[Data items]
________________________

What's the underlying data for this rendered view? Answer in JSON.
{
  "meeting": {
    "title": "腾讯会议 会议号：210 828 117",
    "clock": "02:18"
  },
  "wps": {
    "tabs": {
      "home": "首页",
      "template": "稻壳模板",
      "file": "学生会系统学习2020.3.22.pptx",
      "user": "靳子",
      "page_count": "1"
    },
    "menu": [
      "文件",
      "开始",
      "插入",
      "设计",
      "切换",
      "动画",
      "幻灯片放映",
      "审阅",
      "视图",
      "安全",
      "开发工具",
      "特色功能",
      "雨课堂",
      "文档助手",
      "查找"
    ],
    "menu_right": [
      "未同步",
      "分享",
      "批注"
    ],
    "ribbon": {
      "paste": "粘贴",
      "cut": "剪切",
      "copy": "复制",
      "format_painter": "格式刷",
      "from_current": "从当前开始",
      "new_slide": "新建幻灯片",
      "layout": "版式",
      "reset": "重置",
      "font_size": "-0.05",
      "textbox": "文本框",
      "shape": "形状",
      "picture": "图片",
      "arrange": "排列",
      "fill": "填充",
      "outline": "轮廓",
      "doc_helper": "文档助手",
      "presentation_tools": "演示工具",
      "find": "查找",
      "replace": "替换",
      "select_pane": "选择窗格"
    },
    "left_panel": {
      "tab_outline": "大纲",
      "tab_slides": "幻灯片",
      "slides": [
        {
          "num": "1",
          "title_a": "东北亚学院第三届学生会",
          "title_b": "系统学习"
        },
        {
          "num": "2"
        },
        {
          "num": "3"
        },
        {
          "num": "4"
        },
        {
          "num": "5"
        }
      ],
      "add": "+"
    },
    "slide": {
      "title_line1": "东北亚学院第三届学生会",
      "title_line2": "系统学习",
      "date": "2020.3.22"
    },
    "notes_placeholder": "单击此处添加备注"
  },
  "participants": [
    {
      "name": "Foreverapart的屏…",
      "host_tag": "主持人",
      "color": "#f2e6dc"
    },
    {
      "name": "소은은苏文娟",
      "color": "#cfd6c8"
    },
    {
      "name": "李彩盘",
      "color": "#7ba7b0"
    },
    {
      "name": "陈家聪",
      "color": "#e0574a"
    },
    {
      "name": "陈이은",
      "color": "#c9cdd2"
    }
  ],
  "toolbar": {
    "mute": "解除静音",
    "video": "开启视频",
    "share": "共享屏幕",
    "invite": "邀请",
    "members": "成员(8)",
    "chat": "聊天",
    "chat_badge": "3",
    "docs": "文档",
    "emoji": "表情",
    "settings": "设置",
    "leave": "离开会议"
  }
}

________________________

▸ **YOUR OBJECTIVE**
Report back each line of the entries that holds the string "东北亚学院第三届学生会".

▸ **WORKED ANSWER**
          "title_a": "东北亚学院第三届学生会",
      "title_line1": "东北亚学院第三届学生会",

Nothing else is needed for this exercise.